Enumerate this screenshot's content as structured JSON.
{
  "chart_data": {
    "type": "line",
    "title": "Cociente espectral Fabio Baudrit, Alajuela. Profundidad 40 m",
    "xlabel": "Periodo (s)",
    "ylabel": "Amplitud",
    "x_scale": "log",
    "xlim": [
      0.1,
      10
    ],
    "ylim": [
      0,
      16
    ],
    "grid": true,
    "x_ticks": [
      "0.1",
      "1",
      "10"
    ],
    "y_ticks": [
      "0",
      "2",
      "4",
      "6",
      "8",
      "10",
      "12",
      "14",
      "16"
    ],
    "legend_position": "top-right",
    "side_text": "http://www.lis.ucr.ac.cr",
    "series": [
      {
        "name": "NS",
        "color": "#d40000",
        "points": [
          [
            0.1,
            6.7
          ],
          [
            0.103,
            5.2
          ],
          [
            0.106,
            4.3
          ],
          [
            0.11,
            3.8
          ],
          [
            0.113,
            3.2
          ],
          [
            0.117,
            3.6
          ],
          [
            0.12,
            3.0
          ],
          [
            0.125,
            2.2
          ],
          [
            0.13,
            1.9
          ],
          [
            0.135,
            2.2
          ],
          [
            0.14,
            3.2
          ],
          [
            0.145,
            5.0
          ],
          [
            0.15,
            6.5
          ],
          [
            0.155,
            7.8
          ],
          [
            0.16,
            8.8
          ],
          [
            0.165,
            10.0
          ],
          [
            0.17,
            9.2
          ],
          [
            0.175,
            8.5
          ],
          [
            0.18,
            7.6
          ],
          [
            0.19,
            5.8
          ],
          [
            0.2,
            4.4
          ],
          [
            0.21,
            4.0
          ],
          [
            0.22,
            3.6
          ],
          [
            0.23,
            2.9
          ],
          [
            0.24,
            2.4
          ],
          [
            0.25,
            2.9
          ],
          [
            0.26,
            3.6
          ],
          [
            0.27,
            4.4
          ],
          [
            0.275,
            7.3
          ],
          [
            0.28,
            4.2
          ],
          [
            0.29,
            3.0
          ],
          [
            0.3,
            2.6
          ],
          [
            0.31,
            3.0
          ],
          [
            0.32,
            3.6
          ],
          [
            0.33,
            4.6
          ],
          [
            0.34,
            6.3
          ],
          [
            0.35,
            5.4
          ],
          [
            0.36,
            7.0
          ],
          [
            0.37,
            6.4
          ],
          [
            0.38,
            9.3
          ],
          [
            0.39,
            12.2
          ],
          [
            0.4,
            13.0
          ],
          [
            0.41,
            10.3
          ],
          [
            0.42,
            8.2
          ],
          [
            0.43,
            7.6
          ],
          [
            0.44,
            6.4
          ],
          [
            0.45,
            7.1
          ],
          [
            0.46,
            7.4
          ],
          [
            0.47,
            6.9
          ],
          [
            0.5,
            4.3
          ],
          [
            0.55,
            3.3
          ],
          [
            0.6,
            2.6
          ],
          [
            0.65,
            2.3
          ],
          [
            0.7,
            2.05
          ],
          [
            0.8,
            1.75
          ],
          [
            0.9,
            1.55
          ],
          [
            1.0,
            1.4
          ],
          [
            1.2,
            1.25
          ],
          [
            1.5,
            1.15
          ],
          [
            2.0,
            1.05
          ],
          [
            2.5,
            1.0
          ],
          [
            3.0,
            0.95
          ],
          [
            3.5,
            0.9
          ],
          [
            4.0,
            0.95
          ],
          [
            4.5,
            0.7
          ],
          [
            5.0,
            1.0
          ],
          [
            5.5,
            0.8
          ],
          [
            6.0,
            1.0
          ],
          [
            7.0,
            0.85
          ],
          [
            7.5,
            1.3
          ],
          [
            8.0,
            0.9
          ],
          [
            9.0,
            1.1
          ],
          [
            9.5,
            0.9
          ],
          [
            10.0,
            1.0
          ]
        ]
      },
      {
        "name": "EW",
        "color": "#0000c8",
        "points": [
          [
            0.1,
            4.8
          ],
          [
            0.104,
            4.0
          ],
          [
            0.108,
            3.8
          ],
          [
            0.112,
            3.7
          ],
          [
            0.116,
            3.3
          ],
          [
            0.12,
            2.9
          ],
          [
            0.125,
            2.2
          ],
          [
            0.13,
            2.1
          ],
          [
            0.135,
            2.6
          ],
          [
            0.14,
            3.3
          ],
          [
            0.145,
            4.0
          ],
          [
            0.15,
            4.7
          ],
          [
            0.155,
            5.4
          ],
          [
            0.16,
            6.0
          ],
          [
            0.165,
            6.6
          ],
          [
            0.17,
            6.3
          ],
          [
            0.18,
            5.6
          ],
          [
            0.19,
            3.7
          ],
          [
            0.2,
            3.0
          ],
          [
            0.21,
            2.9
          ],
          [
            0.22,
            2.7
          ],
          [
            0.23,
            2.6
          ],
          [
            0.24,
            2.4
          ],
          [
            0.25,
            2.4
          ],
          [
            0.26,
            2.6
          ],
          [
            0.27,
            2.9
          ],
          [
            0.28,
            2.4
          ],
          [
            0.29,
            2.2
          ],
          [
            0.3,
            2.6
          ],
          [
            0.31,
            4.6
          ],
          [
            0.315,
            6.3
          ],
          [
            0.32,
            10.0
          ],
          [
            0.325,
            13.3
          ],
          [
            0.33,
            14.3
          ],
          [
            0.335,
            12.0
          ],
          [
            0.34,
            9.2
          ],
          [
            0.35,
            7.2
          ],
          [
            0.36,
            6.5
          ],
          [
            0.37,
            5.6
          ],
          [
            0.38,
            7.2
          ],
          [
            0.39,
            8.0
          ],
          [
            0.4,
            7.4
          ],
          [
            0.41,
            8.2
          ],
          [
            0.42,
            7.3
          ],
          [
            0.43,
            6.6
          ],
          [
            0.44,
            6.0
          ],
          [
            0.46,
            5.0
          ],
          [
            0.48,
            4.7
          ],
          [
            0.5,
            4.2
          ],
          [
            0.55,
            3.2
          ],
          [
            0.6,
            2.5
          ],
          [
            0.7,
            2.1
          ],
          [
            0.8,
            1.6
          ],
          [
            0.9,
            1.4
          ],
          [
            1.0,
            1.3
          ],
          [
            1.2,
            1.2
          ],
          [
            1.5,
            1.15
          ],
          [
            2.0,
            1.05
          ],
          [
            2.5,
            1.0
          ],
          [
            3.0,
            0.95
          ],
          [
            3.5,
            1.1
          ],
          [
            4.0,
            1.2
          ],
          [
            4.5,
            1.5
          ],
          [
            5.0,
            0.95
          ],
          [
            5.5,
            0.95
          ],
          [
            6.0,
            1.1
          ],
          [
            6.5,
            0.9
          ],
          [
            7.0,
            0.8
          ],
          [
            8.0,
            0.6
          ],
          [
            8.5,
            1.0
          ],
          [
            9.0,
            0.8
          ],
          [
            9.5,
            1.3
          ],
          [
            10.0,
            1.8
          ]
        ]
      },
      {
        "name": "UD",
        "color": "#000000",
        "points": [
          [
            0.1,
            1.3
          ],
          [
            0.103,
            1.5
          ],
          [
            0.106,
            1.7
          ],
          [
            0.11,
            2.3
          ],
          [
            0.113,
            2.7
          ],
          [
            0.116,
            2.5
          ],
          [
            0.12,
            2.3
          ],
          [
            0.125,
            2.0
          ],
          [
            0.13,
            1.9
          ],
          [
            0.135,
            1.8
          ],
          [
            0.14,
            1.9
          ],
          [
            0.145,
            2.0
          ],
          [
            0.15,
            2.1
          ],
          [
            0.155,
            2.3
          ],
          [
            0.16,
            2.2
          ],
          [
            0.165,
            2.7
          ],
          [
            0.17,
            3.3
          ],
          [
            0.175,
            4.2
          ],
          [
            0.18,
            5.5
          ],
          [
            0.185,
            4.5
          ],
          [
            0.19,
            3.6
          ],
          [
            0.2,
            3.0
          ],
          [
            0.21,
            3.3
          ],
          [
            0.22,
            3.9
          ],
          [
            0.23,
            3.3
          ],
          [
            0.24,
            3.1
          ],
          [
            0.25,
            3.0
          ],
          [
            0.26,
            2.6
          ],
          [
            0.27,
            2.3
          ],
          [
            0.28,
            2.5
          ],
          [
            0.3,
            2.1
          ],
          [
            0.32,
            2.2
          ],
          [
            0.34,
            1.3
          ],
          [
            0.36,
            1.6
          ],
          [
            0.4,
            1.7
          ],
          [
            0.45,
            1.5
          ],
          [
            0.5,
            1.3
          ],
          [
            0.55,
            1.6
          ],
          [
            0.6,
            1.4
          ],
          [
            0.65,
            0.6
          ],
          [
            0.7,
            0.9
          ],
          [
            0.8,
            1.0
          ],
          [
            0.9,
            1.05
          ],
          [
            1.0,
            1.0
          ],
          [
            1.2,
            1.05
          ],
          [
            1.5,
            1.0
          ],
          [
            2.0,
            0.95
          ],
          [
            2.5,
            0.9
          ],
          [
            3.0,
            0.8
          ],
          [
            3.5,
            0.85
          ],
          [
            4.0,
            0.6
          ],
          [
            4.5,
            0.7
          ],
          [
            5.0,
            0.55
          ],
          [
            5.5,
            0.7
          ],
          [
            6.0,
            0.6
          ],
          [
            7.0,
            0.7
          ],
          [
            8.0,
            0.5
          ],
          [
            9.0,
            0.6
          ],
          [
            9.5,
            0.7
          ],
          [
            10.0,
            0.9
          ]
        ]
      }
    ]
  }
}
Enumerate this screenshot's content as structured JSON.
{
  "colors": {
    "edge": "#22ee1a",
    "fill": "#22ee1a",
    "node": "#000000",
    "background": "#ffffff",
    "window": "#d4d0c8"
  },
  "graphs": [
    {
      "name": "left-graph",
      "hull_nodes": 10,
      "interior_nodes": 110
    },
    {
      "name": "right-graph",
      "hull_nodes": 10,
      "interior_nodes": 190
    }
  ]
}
◆ ◆ ◆ ◆ ◆
Work to complete >>
Scan the material above for the word "right". Copy each line where it occurs.

Exercise output >>
    "legend_position": "top-right",
      "name": "right-graph",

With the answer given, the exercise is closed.